Saved data entries.
○ ○ ○ ○ ○

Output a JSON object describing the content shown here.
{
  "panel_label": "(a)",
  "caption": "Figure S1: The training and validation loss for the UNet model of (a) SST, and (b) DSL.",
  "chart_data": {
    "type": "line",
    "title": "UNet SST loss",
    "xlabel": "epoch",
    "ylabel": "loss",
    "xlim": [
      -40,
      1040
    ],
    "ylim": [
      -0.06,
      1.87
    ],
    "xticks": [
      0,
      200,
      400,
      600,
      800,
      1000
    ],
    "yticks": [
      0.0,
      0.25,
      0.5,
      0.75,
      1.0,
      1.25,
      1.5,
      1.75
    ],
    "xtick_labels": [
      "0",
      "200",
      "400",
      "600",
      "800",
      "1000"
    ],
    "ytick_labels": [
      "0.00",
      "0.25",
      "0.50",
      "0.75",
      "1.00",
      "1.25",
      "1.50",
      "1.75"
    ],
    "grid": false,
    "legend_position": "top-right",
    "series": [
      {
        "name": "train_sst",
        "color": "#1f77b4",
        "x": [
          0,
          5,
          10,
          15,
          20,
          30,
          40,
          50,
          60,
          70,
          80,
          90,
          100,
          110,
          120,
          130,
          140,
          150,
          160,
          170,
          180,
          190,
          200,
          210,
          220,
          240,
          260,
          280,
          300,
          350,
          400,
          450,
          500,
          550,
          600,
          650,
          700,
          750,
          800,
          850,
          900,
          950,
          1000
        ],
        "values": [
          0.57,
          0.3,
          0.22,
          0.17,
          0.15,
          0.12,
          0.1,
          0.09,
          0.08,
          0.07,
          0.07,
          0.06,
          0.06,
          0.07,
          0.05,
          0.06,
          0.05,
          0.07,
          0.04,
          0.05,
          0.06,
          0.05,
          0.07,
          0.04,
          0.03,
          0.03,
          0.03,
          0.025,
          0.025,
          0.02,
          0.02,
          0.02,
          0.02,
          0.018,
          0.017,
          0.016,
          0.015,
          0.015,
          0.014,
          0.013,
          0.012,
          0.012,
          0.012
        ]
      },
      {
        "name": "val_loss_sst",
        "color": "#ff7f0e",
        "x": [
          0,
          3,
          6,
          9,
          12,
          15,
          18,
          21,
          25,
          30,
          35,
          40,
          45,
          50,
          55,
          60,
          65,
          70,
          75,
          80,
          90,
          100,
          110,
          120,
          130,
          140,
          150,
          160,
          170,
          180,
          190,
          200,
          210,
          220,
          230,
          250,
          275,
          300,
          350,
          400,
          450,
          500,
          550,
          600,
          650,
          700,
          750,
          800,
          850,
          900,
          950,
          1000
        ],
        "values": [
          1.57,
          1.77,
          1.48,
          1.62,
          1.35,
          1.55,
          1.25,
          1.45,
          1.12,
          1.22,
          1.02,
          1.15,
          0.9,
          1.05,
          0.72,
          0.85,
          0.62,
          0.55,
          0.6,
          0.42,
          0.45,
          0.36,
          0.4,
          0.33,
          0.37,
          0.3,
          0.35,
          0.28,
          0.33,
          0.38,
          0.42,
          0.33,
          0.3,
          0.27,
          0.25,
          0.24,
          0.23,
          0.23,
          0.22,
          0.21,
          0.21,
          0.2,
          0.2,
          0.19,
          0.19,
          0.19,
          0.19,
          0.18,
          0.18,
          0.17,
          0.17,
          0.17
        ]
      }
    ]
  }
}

○ ○ ○ ○ ○

Check each line of the listing above for the string "UNet", then report only how many lines have it.

2